*** Opening Input ***

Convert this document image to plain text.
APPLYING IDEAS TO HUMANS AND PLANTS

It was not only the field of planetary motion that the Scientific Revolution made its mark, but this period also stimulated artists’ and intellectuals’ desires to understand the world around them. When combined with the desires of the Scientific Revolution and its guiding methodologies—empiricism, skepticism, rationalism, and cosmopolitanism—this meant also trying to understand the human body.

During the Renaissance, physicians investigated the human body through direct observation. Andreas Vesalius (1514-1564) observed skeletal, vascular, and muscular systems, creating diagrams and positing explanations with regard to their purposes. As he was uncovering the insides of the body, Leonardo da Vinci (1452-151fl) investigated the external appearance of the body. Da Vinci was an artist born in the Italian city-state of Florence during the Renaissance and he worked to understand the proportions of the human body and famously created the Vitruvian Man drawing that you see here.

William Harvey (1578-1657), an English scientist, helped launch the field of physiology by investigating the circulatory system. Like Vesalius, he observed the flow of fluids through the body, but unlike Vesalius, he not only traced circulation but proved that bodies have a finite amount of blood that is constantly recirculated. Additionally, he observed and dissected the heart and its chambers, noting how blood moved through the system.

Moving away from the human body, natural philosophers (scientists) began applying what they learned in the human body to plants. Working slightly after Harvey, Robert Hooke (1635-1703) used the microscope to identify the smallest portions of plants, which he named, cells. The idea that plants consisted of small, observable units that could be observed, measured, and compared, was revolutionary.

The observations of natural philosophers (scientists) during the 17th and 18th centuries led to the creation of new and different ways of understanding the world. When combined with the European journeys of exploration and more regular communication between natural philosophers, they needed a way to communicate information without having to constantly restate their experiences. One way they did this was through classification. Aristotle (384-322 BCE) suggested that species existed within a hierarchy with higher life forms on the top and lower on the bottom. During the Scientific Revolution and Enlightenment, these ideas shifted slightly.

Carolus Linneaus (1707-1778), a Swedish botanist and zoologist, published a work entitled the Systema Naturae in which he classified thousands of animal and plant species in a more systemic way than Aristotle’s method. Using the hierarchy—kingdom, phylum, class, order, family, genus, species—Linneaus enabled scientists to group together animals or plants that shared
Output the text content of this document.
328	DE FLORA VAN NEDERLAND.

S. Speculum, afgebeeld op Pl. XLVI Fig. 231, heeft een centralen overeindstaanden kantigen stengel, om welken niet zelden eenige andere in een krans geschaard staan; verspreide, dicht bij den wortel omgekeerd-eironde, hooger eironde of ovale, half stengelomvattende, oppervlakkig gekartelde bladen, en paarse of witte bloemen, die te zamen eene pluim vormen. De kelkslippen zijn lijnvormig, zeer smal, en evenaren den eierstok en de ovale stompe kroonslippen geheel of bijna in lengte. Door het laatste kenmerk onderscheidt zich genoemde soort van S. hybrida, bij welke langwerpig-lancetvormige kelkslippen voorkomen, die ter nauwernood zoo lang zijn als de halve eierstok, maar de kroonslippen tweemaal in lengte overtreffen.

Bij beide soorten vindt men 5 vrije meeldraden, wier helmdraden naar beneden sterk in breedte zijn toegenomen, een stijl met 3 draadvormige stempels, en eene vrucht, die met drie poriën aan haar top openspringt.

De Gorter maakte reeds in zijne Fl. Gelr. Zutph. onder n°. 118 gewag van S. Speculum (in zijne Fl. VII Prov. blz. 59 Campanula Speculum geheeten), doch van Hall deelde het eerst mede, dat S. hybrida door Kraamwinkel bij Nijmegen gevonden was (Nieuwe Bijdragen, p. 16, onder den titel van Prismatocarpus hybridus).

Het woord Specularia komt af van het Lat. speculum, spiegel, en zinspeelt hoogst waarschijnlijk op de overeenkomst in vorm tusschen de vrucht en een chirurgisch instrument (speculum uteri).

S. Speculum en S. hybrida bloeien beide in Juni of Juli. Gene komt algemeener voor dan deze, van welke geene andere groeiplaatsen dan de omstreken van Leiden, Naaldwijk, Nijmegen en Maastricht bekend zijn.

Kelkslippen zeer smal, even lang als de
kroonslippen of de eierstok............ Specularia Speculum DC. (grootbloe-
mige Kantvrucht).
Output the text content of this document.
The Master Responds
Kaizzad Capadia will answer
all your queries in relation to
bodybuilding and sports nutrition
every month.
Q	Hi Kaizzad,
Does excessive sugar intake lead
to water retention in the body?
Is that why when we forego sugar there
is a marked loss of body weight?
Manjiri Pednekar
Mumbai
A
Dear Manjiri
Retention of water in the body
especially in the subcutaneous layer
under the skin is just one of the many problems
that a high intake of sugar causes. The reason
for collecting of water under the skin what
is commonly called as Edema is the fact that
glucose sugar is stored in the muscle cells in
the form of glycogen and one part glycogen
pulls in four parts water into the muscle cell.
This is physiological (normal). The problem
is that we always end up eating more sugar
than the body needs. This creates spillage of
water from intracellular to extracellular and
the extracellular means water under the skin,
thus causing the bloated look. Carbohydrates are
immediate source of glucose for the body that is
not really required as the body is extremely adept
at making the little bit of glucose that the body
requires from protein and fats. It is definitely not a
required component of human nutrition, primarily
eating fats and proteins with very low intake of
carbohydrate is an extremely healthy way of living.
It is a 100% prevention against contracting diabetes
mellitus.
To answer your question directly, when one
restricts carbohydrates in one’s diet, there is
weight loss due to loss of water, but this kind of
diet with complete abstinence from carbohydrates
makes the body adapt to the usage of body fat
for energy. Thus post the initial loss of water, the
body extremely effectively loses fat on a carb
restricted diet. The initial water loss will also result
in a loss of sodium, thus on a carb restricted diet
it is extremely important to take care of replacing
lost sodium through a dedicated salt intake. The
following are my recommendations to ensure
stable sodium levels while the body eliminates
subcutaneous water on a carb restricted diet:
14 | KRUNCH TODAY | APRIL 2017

*** Closing Input ***

_Exercise requirements_.
All of the material, start to finish, should be retyped exactly.

_Solution to the problem_.
Convert this document image to plain text.
APPLYING IDEAS TO HUMANS AND PLANTS

It was not only the field of planetary motion that the Scientific Revolution made its mark, but this period also stimulated artists’ and intellectuals’ desires to understand the world around them. When combined with the desires of the Scientific Revolution and its guiding methodologies—empiricism, skepticism, rationalism, and cosmopolitanism—this meant also trying to understand the human body.

During the Renaissance, physicians investigated the human body through direct observation. Andreas Vesalius (1514-1564) observed skeletal, vascular, and muscular systems, creating diagrams and positing explanations with regard to their purposes. As he was uncovering the insides of the body, Leonardo da Vinci (1452-151fl) investigated the external appearance of the body. Da Vinci was an artist born in the Italian city-state of Florence during the Renaissance and he worked to understand the proportions of the human body and famously created the Vitruvian Man drawing that you see here.

William Harvey (1578-1657), an English scientist, helped launch the field of physiology by investigating the circulatory system. Like Vesalius, he observed the flow of fluids through the body, but unlike Vesalius, he not only traced circulation but proved that bodies have a finite amount of blood that is constantly recirculated. Additionally, he observed and dissected the heart and its chambers, noting how blood moved through the system.

Moving away from the human body, natural philosophers (scientists) began applying what they learned in the human body to plants. Working slightly after Harvey, Robert Hooke (1635-1703) used the microscope to identify the smallest portions of plants, which he named, cells. The idea that plants consisted of small, observable units that could be observed, measured, and compared, was revolutionary.

The observations of natural philosophers (scientists) during the 17th and 18th centuries led to the creation of new and different ways of understanding the world. When combined with the European journeys of exploration and more regular communication between natural philosophers, they needed a way to communicate information without having to constantly restate their experiences. One way they did this was through classification. Aristotle (384-322 BCE) suggested that species existed within a hierarchy with higher life forms on the top and lower on the bottom. During the Scientific Revolution and Enlightenment, these ideas shifted slightly.

Carolus Linneaus (1707-1778), a Swedish botanist and zoologist, published a work entitled the Systema Naturae in which he classified thousands of animal and plant species in a more systemic way than Aristotle’s method. Using the hierarchy—kingdom, phylum, class, order, family, genus, species—Linneaus enabled scientists to group together animals or plants that shared
Output the text content of this document.
328	DE FLORA VAN NEDERLAND.

S. Speculum, afgebeeld op Pl. XLVI Fig. 231, heeft een centralen overeindstaanden kantigen stengel, om welken niet zelden eenige andere in een krans geschaard staan; verspreide, dicht bij den wortel omgekeerd-eironde, hooger eironde of ovale, half stengelomvattende, oppervlakkig gekartelde bladen, en paarse of witte bloemen, die te zamen eene pluim vormen. De kelkslippen zijn lijnvormig, zeer smal, en evenaren den eierstok en de ovale stompe kroonslippen geheel of bijna in lengte. Door het laatste kenmerk onderscheidt zich genoemde soort van S. hybrida, bij welke langwerpig-lancetvormige kelkslippen voorkomen, die ter nauwernood zoo lang zijn als de halve eierstok, maar de kroonslippen tweemaal in lengte overtreffen.

Bij beide soorten vindt men 5 vrije meeldraden, wier helmdraden naar beneden sterk in breedte zijn toegenomen, een stijl met 3 draadvormige stempels, en eene vrucht, die met drie poriën aan haar top openspringt.

De Gorter maakte reeds in zijne Fl. Gelr. Zutph. onder n°. 118 gewag van S. Speculum (in zijne Fl. VII Prov. blz. 59 Campanula Speculum geheeten), doch van Hall deelde het eerst mede, dat S. hybrida door Kraamwinkel bij Nijmegen gevonden was (Nieuwe Bijdragen, p. 16, onder den titel van Prismatocarpus hybridus).

Het woord Specularia komt af van het Lat. speculum, spiegel, en zinspeelt hoogst waarschijnlijk op de overeenkomst in vorm tusschen de vrucht en een chirurgisch instrument (speculum uteri).

S. Speculum en S. hybrida bloeien beide in Juni of Juli. Gene komt algemeener voor dan deze, van welke geene andere groeiplaatsen dan de omstreken van Leiden, Naaldwijk, Nijmegen en Maastricht bekend zijn.

Kelkslippen zeer smal, even lang als de
kroonslippen of de eierstok............ Specularia Speculum DC. (grootbloe-
mige Kantvrucht).
Output the text content of this document.
The Master Responds
Kaizzad Capadia will answer
all your queries in relation to
bodybuilding and sports nutrition
every month.
Q	Hi Kaizzad,
Does excessive sugar intake lead
to water retention in the body?
Is that why when we forego sugar there
is a marked loss of body weight?
Manjiri Pednekar
Mumbai
A
Dear Manjiri
Retention of water in the body
especially in the subcutaneous layer
under the skin is just one of the many problems
that a high intake of sugar causes. The reason
for collecting of water under the skin what
is commonly called as Edema is the fact that
glucose sugar is stored in the muscle cells in
the form of glycogen and one part glycogen
pulls in four parts water into the muscle cell.
This is physiological (normal). The problem
is that we always end up eating more sugar
than the body needs. This creates spillage of
water from intracellular to extracellular and
the extracellular means water under the skin,
thus causing the bloated look. Carbohydrates are
immediate source of glucose for the body that is
not really required as the body is extremely adept
at making the little bit of glucose that the body
requires from protein and fats. It is definitely not a
required component of human nutrition, primarily
eating fats and proteins with very low intake of
carbohydrate is an extremely healthy way of living.
It is a 100% prevention against contracting diabetes
mellitus.
To answer your question directly, when one
restricts carbohydrates in one’s diet, there is
weight loss due to loss of water, but this kind of
diet with complete abstinence from carbohydrates
makes the body adapt to the usage of body fat
for energy. Thus post the initial loss of water, the
body extremely effectively loses fat on a carb
restricted diet. The initial water loss will also result
in a loss of sodium, thus on a carb restricted diet
it is extremely important to take care of replacing
lost sodium through a dedicated salt intake. The
following are my recommendations to ensure
stable sodium levels while the body eliminates
subcutaneous water on a carb restricted diet:
14 | KRUNCH TODAY | APRIL 2017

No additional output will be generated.